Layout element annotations
☆ ☆ ☆

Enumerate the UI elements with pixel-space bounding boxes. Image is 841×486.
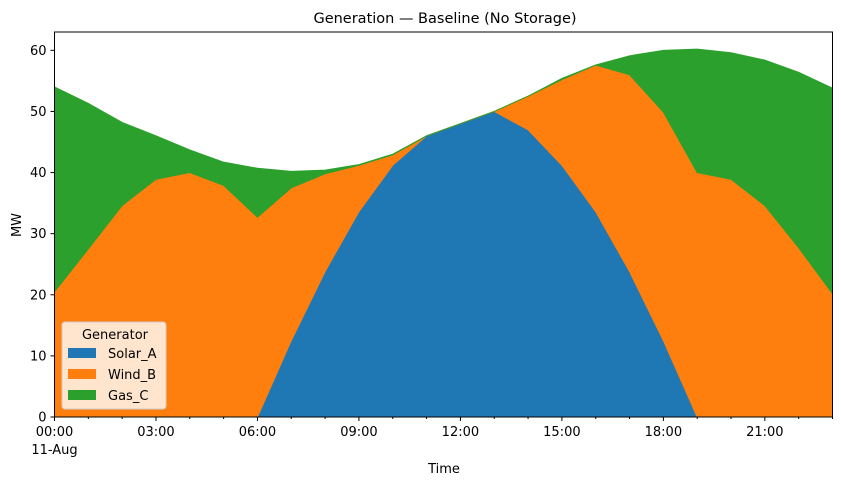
x-axis-label: Time — [427, 462, 460, 477]
x-axis: 00:00 11-Aug 03:00 06:00 09:00 12:00 15:00 18:0… — [31, 417, 833, 458]
x-tick-label: 15:00 — [543, 425, 580, 440]
legend-title: Generator — [82, 328, 149, 343]
x-tick-label: 18:00 — [645, 425, 682, 440]
y-axis: 0 10 20 30 40 50 60 — [30, 44, 55, 426]
y-tick-label: 40 — [30, 166, 47, 181]
x-tick-label: 12:00 — [442, 425, 479, 440]
y-tick-label: 50 — [30, 105, 47, 120]
chart-title: Generation — Baseline (No Storage) — [313, 11, 576, 27]
y-axis-label: MW — [10, 213, 25, 237]
legend-box — [61, 321, 167, 410]
x-tick-label: 09:00 — [340, 425, 377, 440]
x-tick-label: 03:00 — [137, 425, 174, 440]
x-tick-label: 21:00 — [746, 425, 783, 440]
x-tick-label: 00:00 — [36, 425, 73, 440]
y-tick-label: 60 — [30, 44, 47, 59]
x-tick-label: 06:00 — [239, 425, 276, 440]
plot-frame — [54, 31, 833, 418]
legend-label: Wind_B — [108, 368, 156, 383]
legend-label: Solar_A — [108, 347, 157, 362]
y-tick-label: 10 — [30, 349, 47, 364]
legend-swatch — [68, 390, 96, 400]
y-tick-label: 0 — [38, 411, 46, 426]
legend-swatch — [68, 348, 96, 358]
y-tick-label: 30 — [30, 227, 47, 242]
stacked-areas — [54, 48, 833, 418]
x-tick-sublabel: 11-Aug — [31, 443, 77, 458]
legend-swatch — [68, 369, 96, 379]
legend: Generator Solar_A Wind_B Gas_C — [61, 321, 167, 410]
legend-label: Gas_C — [108, 389, 148, 404]
y-tick-label: 20 — [30, 288, 47, 303]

☆ ☆ ☆

TASK TO COMPLETE:
Repeat the lines of the records from the line holding "x-axis-label: Time — [427, 462, 460, 477]" through the line holding "x-tick-label: 12:00 — [442, 425, 479, 440]", including both of those lines.

SOLUTION FOR THIS TASK:
x-axis-label: Time — [427, 462, 460, 477]
x-axis: 00:00 11-Aug 03:00 06:00 09:00 12:00 15:00 18:0… — [31, 417, 833, 458]
x-tick-label: 15:00 — [543, 425, 580, 440]
legend-title: Generator — [82, 328, 149, 343]
x-tick-label: 18:00 — [645, 425, 682, 440]
y-axis: 0 10 20 30 40 50 60 — [30, 44, 55, 426]
y-tick-label: 40 — [30, 166, 47, 181]
x-tick-label: 12:00 — [442, 425, 479, 440]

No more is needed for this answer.